YOUR TASK
Write out the material below again, unchanged.

EXERCISE MATERIAL
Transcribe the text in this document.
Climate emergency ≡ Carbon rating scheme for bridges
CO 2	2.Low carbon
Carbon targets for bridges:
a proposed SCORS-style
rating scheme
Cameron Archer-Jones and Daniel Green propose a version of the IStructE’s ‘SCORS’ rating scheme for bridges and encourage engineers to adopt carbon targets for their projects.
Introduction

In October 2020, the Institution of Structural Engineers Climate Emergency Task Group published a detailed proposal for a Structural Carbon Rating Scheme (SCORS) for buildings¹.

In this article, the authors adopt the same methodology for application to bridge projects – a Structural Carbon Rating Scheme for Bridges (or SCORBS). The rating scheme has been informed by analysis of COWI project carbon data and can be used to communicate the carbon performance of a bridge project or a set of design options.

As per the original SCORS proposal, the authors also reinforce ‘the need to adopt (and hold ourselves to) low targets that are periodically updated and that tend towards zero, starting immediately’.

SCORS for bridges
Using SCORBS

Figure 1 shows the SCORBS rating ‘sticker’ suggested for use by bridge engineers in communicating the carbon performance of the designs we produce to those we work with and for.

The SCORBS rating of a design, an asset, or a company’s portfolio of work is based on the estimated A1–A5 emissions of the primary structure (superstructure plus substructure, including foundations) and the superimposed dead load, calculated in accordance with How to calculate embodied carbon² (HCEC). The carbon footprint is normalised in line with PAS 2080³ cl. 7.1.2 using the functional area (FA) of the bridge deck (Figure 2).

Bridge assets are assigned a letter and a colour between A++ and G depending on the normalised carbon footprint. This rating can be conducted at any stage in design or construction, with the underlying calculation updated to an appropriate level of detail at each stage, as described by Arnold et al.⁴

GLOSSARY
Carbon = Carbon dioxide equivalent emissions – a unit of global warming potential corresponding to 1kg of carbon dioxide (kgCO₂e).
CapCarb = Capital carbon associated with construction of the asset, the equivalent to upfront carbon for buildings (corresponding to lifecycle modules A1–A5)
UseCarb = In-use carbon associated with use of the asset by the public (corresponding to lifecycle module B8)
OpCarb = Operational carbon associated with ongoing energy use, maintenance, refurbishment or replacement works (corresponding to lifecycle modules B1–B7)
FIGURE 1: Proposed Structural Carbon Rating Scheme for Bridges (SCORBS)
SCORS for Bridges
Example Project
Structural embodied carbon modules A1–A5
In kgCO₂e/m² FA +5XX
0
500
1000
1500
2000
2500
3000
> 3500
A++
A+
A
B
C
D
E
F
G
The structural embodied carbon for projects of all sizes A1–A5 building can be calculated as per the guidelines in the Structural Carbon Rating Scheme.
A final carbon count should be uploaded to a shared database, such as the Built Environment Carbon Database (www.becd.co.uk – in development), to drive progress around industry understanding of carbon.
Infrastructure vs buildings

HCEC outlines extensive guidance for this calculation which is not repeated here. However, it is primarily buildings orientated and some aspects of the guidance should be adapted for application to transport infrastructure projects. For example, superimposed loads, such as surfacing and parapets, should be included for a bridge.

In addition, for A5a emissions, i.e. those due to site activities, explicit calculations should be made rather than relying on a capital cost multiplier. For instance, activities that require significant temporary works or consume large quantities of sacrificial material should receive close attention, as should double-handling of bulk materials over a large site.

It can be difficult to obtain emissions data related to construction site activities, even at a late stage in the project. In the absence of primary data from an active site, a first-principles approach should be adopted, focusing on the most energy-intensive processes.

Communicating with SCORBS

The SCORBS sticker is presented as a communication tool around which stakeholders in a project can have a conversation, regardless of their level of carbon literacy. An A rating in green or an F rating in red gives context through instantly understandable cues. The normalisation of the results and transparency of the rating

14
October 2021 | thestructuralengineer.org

TASK SOLUTION
Transcribe the text in this document.
Climate emergency ≡ Carbon rating scheme for bridges
CO 2	2.Low carbon
Carbon targets for bridges:
a proposed SCORS-style
rating scheme
Cameron Archer-Jones and Daniel Green propose a version of the IStructE’s ‘SCORS’ rating scheme for bridges and encourage engineers to adopt carbon targets for their projects.
Introduction

In October 2020, the Institution of Structural Engineers Climate Emergency Task Group published a detailed proposal for a Structural Carbon Rating Scheme (SCORS) for buildings¹.

In this article, the authors adopt the same methodology for application to bridge projects – a Structural Carbon Rating Scheme for Bridges (or SCORBS). The rating scheme has been informed by analysis of COWI project carbon data and can be used to communicate the carbon performance of a bridge project or a set of design options.

As per the original SCORS proposal, the authors also reinforce ‘the need to adopt (and hold ourselves to) low targets that are periodically updated and that tend towards zero, starting immediately’.

SCORS for bridges
Using SCORBS

Figure 1 shows the SCORBS rating ‘sticker’ suggested for use by bridge engineers in communicating the carbon performance of the designs we produce to those we work with and for.

The SCORBS rating of a design, an asset, or a company’s portfolio of work is based on the estimated A1–A5 emissions of the primary structure (superstructure plus substructure, including foundations) and the superimposed dead load, calculated in accordance with How to calculate embodied carbon² (HCEC). The carbon footprint is normalised in line with PAS 2080³ cl. 7.1.2 using the functional area (FA) of the bridge deck (Figure 2).

Bridge assets are assigned a letter and a colour between A++ and G depending on the normalised carbon footprint. This rating can be conducted at any stage in design or construction, with the underlying calculation updated to an appropriate level of detail at each stage, as described by Arnold et al.⁴

GLOSSARY
Carbon = Carbon dioxide equivalent emissions – a unit of global warming potential corresponding to 1kg of carbon dioxide (kgCO₂e).
CapCarb = Capital carbon associated with construction of the asset, the equivalent to upfront carbon for buildings (corresponding to lifecycle modules A1–A5)
UseCarb = In-use carbon associated with use of the asset by the public (corresponding to lifecycle module B8)
OpCarb = Operational carbon associated with ongoing energy use, maintenance, refurbishment or replacement works (corresponding to lifecycle modules B1–B7)
FIGURE 1: Proposed Structural Carbon Rating Scheme for Bridges (SCORBS)
SCORS for Bridges
Example Project
Structural embodied carbon modules A1–A5
In kgCO₂e/m² FA +5XX
0
500
1000
1500
2000
2500
3000
> 3500
A++
A+
A
B
C
D
E
F
G
The structural embodied carbon for projects of all sizes A1–A5 building can be calculated as per the guidelines in the Structural Carbon Rating Scheme.
A final carbon count should be uploaded to a shared database, such as the Built Environment Carbon Database (www.becd.co.uk – in development), to drive progress around industry understanding of carbon.
Infrastructure vs buildings

HCEC outlines extensive guidance for this calculation which is not repeated here. However, it is primarily buildings orientated and some aspects of the guidance should be adapted for application to transport infrastructure projects. For example, superimposed loads, such as surfacing and parapets, should be included for a bridge.

In addition, for A5a emissions, i.e. those due to site activities, explicit calculations should be made rather than relying on a capital cost multiplier. For instance, activities that require significant temporary works or consume large quantities of sacrificial material should receive close attention, as should double-handling of bulk materials over a large site.

It can be difficult to obtain emissions data related to construction site activities, even at a late stage in the project. In the absence of primary data from an active site, a first-principles approach should be adopted, focusing on the most energy-intensive processes.

Communicating with SCORBS

The SCORBS sticker is presented as a communication tool around which stakeholders in a project can have a conversation, regardless of their level of carbon literacy. An A rating in green or an F rating in red gives context through instantly understandable cues. The normalisation of the results and transparency of the rating

14
October 2021 | thestructuralengineer.org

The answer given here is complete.